§ **Extracted records**:

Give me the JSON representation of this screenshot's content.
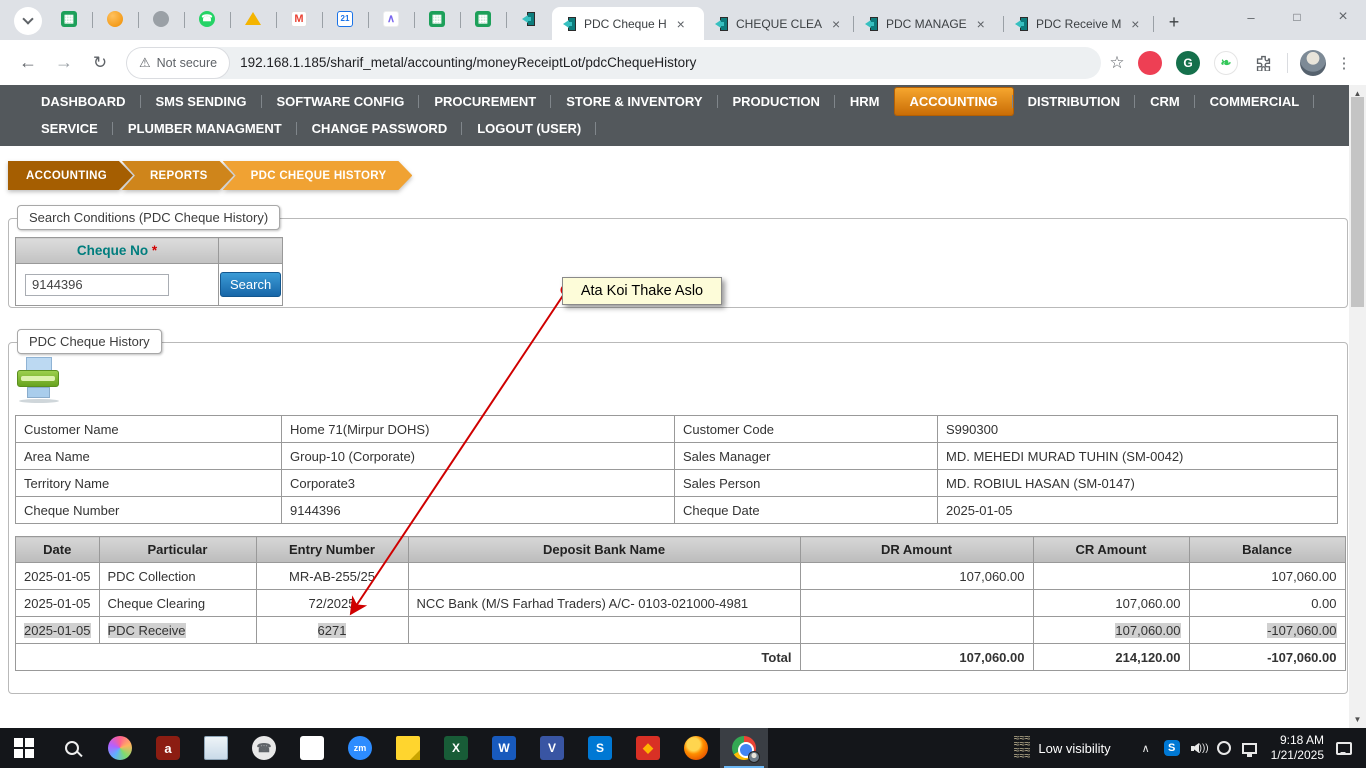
{
  "browser": {
    "tabs": [
      {
        "title": "PDC Cheque H",
        "active": true
      },
      {
        "title": "CHEQUE CLEA",
        "active": false
      },
      {
        "title": "PDC MANAGE",
        "active": false
      },
      {
        "title": "PDC Receive M",
        "active": false
      }
    ],
    "pinned_icons": [
      "sheets",
      "orange-app",
      "globe",
      "whatsapp",
      "drive",
      "gmail",
      "calendar",
      "clickup",
      "sheets",
      "sheets",
      "exit-door"
    ],
    "calendar_day": "21",
    "gmail_letter": "M",
    "grammarly_letter": "G",
    "zoom_label": "zm",
    "excel_letter": "X",
    "word_letter": "W",
    "visio_letter": "V",
    "skype_letter": "S",
    "security_label": "Not secure",
    "url": "192.168.1.185/sharif_metal/accounting/moneyReceiptLot/pdcChequeHistory"
  },
  "nav": {
    "row1": [
      "DASHBOARD",
      "SMS SENDING",
      "SOFTWARE CONFIG",
      "PROCUREMENT",
      "STORE & INVENTORY",
      "PRODUCTION",
      "HRM",
      "ACCOUNTING",
      "DISTRIBUTION",
      "CRM",
      "COMMERCIAL"
    ],
    "row2": [
      "SERVICE",
      "PLUMBER MANAGMENT",
      "CHANGE PASSWORD",
      "LOGOUT (USER)"
    ],
    "active_item": "ACCOUNTING"
  },
  "breadcrumb": {
    "items": [
      "ACCOUNTING",
      "REPORTS",
      "PDC CHEQUE HISTORY"
    ]
  },
  "search_panel": {
    "legend": "Search Conditions (PDC Cheque History)",
    "field_label": "Cheque No",
    "required_mark": "*",
    "value": "9144396",
    "button_label": "Search"
  },
  "annotation": {
    "text": "Ata Koi Thake Aslo"
  },
  "history_panel": {
    "legend": "PDC Cheque History",
    "info_rows": [
      [
        "Customer Name",
        "Home 71(Mirpur DOHS)",
        "Customer Code",
        "S990300"
      ],
      [
        "Area Name",
        "Group-10 (Corporate)",
        "Sales Manager",
        "MD. MEHEDI MURAD TUHIN (SM-0042)"
      ],
      [
        "Territory Name",
        "Corporate3",
        "Sales Person",
        "MD. ROBIUL HASAN (SM-0147)"
      ],
      [
        "Cheque Number",
        "9144396",
        "Cheque Date",
        "2025-01-05"
      ]
    ],
    "table": {
      "headers": [
        "Date",
        "Particular",
        "Entry Number",
        "Deposit Bank Name",
        "DR Amount",
        "CR Amount",
        "Balance"
      ],
      "rows": [
        {
          "date": "2025-01-05",
          "particular": "PDC Collection",
          "entry": "MR-AB-255/25",
          "bank": "",
          "dr": "107,060.00",
          "cr": "",
          "bal": "107,060.00"
        },
        {
          "date": "2025-01-05",
          "particular": "Cheque Clearing",
          "entry": "72/2025",
          "bank": "NCC Bank (M/S Farhad Traders) A/C- 0103-021000-4981",
          "dr": "",
          "cr": "107,060.00",
          "bal": "0.00"
        },
        {
          "date": "2025-01-05",
          "particular": "PDC Receive",
          "entry": "6271",
          "bank": "",
          "dr": "",
          "cr": "107,060.00",
          "bal": "-107,060.00"
        }
      ],
      "selected_row_index": 2,
      "total": {
        "label": "Total",
        "dr": "107,060.00",
        "cr": "214,120.00",
        "bal": "-107,060.00"
      }
    },
    "colors": {
      "accent_orange": "#f0a233",
      "menu_dark": "#53585c",
      "label_teal": "#007d7d",
      "arrow_red": "#cf0000",
      "selection_gray": "#d0d0d0"
    }
  },
  "taskbar": {
    "weather_label": "Low visibility",
    "time": "9:18 AM",
    "date": "1/21/2025"
  }
}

§ **Written exercise**:
Work out how many lines in the records above contain the word "Name", and reply with that number alone.

§ **Output for this task**:
4